* **Material provided**:
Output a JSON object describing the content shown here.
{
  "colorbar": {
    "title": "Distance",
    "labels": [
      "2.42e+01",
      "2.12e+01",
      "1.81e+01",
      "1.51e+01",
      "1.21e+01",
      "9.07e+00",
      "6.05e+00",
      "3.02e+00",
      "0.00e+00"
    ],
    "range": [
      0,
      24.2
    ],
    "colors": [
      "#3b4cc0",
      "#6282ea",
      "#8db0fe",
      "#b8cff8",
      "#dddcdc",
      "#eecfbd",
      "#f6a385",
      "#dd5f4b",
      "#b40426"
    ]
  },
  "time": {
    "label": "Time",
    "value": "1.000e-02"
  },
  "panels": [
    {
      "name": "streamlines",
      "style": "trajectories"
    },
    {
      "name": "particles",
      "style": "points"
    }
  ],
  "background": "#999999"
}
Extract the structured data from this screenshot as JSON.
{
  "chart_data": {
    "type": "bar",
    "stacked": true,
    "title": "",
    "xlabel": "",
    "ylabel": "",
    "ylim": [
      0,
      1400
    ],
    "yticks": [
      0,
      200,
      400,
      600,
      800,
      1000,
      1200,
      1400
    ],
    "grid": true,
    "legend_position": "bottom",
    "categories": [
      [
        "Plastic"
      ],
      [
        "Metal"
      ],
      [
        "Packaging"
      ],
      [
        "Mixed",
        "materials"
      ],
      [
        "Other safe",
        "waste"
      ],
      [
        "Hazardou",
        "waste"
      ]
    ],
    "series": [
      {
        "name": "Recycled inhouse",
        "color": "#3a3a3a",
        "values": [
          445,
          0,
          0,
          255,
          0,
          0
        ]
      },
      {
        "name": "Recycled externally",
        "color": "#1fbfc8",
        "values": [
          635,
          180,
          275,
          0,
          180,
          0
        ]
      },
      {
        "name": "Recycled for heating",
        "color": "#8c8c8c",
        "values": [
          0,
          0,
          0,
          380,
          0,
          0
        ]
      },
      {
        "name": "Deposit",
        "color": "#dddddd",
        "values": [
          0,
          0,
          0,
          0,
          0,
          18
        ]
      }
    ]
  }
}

* **Exercise**:
Above are the records. Identify each line that contains the word "Recycled".

* **Exercise response**:
        "name": "Recycled inhouse",
        "name": "Recycled externally",
        "name": "Recycled for heating",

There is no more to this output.